■ Exercise brief
Verbatim output of all the material below is required.

----- Task material

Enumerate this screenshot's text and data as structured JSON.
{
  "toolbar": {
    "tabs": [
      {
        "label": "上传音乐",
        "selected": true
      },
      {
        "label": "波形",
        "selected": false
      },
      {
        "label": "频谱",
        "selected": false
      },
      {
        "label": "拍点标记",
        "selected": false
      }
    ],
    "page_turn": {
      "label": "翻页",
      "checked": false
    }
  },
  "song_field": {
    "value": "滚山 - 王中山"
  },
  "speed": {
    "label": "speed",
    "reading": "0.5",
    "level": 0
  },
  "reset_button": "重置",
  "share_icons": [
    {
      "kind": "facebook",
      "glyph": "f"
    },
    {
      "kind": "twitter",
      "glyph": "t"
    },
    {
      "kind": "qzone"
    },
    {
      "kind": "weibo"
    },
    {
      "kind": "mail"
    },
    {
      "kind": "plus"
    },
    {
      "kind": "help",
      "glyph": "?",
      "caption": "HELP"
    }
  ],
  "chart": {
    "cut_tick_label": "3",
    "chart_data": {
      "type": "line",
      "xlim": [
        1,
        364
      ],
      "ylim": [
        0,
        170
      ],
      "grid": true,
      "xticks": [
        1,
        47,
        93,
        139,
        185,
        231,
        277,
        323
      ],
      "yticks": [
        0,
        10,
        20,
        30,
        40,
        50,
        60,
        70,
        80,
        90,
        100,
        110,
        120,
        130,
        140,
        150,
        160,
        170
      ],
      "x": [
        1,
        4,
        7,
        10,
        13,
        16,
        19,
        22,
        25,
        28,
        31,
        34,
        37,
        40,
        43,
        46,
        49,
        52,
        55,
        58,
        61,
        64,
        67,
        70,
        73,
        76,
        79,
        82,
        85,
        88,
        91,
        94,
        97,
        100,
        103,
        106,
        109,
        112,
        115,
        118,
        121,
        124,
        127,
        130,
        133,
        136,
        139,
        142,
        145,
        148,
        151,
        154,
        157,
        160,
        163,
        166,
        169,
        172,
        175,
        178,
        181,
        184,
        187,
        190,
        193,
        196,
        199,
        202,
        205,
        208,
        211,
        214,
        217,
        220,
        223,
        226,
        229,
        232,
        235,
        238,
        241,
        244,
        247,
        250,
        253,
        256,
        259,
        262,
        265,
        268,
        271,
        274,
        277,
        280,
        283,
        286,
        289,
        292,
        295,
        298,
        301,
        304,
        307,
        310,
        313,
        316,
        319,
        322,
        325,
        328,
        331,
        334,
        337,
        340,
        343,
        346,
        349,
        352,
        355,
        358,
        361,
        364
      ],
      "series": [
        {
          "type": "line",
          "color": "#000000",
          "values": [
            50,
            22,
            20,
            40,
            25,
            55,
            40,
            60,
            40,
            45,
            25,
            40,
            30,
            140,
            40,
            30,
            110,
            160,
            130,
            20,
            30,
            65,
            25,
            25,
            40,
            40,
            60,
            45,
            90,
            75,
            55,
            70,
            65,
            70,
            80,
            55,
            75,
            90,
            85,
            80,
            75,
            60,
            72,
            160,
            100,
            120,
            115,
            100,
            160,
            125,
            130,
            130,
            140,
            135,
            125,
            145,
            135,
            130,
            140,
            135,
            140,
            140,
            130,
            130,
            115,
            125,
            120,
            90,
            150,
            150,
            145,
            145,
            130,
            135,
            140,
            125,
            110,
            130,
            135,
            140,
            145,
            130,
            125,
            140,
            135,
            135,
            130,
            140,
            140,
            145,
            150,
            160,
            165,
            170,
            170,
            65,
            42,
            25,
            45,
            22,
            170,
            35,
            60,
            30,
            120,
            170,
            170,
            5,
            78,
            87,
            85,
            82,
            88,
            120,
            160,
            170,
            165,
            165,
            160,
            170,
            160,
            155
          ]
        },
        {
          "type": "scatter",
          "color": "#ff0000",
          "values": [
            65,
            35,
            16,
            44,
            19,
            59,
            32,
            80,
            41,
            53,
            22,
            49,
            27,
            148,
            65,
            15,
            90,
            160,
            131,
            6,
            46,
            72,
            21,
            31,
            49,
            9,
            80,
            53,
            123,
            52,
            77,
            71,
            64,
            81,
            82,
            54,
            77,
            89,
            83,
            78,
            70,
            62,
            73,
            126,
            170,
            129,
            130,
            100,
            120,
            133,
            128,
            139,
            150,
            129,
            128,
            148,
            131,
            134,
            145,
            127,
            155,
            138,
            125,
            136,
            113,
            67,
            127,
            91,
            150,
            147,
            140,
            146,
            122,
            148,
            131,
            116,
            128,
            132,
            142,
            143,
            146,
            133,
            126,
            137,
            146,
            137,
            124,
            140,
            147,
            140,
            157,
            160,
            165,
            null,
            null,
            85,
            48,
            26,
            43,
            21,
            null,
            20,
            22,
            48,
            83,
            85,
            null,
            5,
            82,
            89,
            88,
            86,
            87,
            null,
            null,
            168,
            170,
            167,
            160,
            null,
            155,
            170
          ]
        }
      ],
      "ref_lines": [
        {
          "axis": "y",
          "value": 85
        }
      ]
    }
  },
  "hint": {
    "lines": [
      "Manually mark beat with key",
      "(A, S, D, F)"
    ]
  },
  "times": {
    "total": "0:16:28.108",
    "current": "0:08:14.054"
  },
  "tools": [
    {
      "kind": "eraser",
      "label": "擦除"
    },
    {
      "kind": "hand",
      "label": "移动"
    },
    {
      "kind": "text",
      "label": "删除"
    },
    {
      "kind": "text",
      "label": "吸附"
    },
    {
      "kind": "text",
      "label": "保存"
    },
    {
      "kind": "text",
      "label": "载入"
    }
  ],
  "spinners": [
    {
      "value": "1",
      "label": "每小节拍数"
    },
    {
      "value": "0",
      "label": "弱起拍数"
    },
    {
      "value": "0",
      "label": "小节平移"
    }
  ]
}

----------

■ Response
Enumerate this screenshot's text and data as structured JSON.
{
  "toolbar": {
    "tabs": [
      {
        "label": "上传音乐",
        "selected": true
      },
      {
        "label": "波形",
        "selected": false
      },
      {
        "label": "频谱",
        "selected": false
      },
      {
        "label": "拍点标记",
        "selected": false
      }
    ],
    "page_turn": {
      "label": "翻页",
      "checked": false
    }
  },
  "song_field": {
    "value": "滚山 - 王中山"
  },
  "speed": {
    "label": "speed",
    "reading": "0.5",
    "level": 0
  },
  "reset_button": "重置",
  "share_icons": [
    {
      "kind": "facebook",
      "glyph": "f"
    },
    {
      "kind": "twitter",
      "glyph": "t"
    },
    {
      "kind": "qzone"
    },
    {
      "kind": "weibo"
    },
    {
      "kind": "mail"
    },
    {
      "kind": "plus"
    },
    {
      "kind": "help",
      "glyph": "?",
      "caption": "HELP"
    }
  ],
  "chart": {
    "cut_tick_label": "3",
    "chart_data": {
      "type": "line",
      "xlim": [
        1,
        364
      ],
      "ylim": [
        0,
        170
      ],
      "grid": true,
      "xticks": [
        1,
        47,
        93,
        139,
        185,
        231,
        277,
        323
      ],
      "yticks": [
        0,
        10,
        20,
        30,
        40,
        50,
        60,
        70,
        80,
        90,
        100,
        110,
        120,
        130,
        140,
        150,
        160,
        170
      ],
      "x": [
        1,
        4,
        7,
        10,
        13,
        16,
        19,
        22,
        25,
        28,
        31,
        34,
        37,
        40,
        43,
        46,
        49,
        52,
        55,
        58,
        61,
        64,
        67,
        70,
        73,
        76,
        79,
        82,
        85,
        88,
        91,
        94,
        97,
        100,
        103,
        106,
        109,
        112,
        115,
        118,
        121,
        124,
        127,
        130,
        133,
        136,
        139,
        142,
        145,
        148,
        151,
        154,
        157,
        160,
        163,
        166,
        169,
        172,
        175,
        178,
        181,
        184,
        187,
        190,
        193,
        196,
        199,
        202,
        205,
        208,
        211,
        214,
        217,
        220,
        223,
        226,
        229,
        232,
        235,
        238,
        241,
        244,
        247,
        250,
        253,
        256,
        259,
        262,
        265,
        268,
        271,
        274,
        277,
        280,
        283,
        286,
        289,
        292,
        295,
        298,
        301,
        304,
        307,
        310,
        313,
        316,
        319,
        322,
        325,
        328,
        331,
        334,
        337,
        340,
        343,
        346,
        349,
        352,
        355,
        358,
        361,
        364
      ],
      "series": [
        {
          "type": "line",
          "color": "#000000",
          "values": [
            50,
            22,
            20,
            40,
            25,
            55,
            40,
            60,
            40,
            45,
            25,
            40,
            30,
            140,
            40,
            30,
            110,
            160,
            130,
            20,
            30,
            65,
            25,
            25,
            40,
            40,
            60,
            45,
            90,
            75,
            55,
            70,
            65,
            70,
            80,
            55,
            75,
            90,
            85,
            80,
            75,
            60,
            72,
            160,
            100,
            120,
            115,
            100,
            160,
            125,
            130,
            130,
            140,
            135,
            125,
            145,
            135,
            130,
            140,
            135,
            140,
            140,
            130,
            130,
            115,
            125,
            120,
            90,
            150,
            150,
            145,
            145,
            130,
            135,
            140,
            125,
            110,
            130,
            135,
            140,
            145,
            130,
            125,
            140,
            135,
            135,
            130,
            140,
            140,
            145,
            150,
            160,
            165,
            170,
            170,
            65,
            42,
            25,
            45,
            22,
            170,
            35,
            60,
            30,
            120,
            170,
            170,
            5,
            78,
            87,
            85,
            82,
            88,
            120,
            160,
            170,
            165,
            165,
            160,
            170,
            160,
            155
          ]
        },
        {
          "type": "scatter",
          "color": "#ff0000",
          "values": [
            65,
            35,
            16,
            44,
            19,
            59,
            32,
            80,
            41,
            53,
            22,
            49,
            27,
            148,
            65,
            15,
            90,
            160,
            131,
            6,
            46,
            72,
            21,
            31,
            49,
            9,
            80,
            53,
            123,
            52,
            77,
            71,
            64,
            81,
            82,
            54,
            77,
            89,
            83,
            78,
            70,
            62,
            73,
            126,
            170,
            129,
            130,
            100,
            120,
            133,
            128,
            139,
            150,
            129,
            128,
            148,
            131,
            134,
            145,
            127,
            155,
            138,
            125,
            136,
            113,
            67,
            127,
            91,
            150,
            147,
            140,
            146,
            122,
            148,
            131,
            116,
            128,
            132,
            142,
            143,
            146,
            133,
            126,
            137,
            146,
            137,
            124,
            140,
            147,
            140,
            157,
            160,
            165,
            null,
            null,
            85,
            48,
            26,
            43,
            21,
            null,
            20,
            22,
            48,
            83,
            85,
            null,
            5,
            82,
            89,
            88,
            86,
            87,
            null,
            null,
            168,
            170,
            167,
            160,
            null,
            155,
            170
          ]
        }
      ],
      "ref_lines": [
        {
          "axis": "y",
          "value": 85
        }
      ]
    }
  },
  "hint": {
    "lines": [
      "Manually mark beat with key",
      "(A, S, D, F)"
    ]
  },
  "times": {
    "total": "0:16:28.108",
    "current": "0:08:14.054"
  },
  "tools": [
    {
      "kind": "eraser",
      "label": "擦除"
    },
    {
      "kind": "hand",
      "label": "移动"
    },
    {
      "kind": "text",
      "label": "删除"
    },
    {
      "kind": "text",
      "label": "吸附"
    },
    {
      "kind": "text",
      "label": "保存"
    },
    {
      "kind": "text",
      "label": "载入"
    }
  ],
  "spinners": [
    {
      "value": "1",
      "label": "每小节拍数"
    },
    {
      "value": "0",
      "label": "弱起拍数"
    },
    {
      "value": "0",
      "label": "小节平移"
    }
  ]
}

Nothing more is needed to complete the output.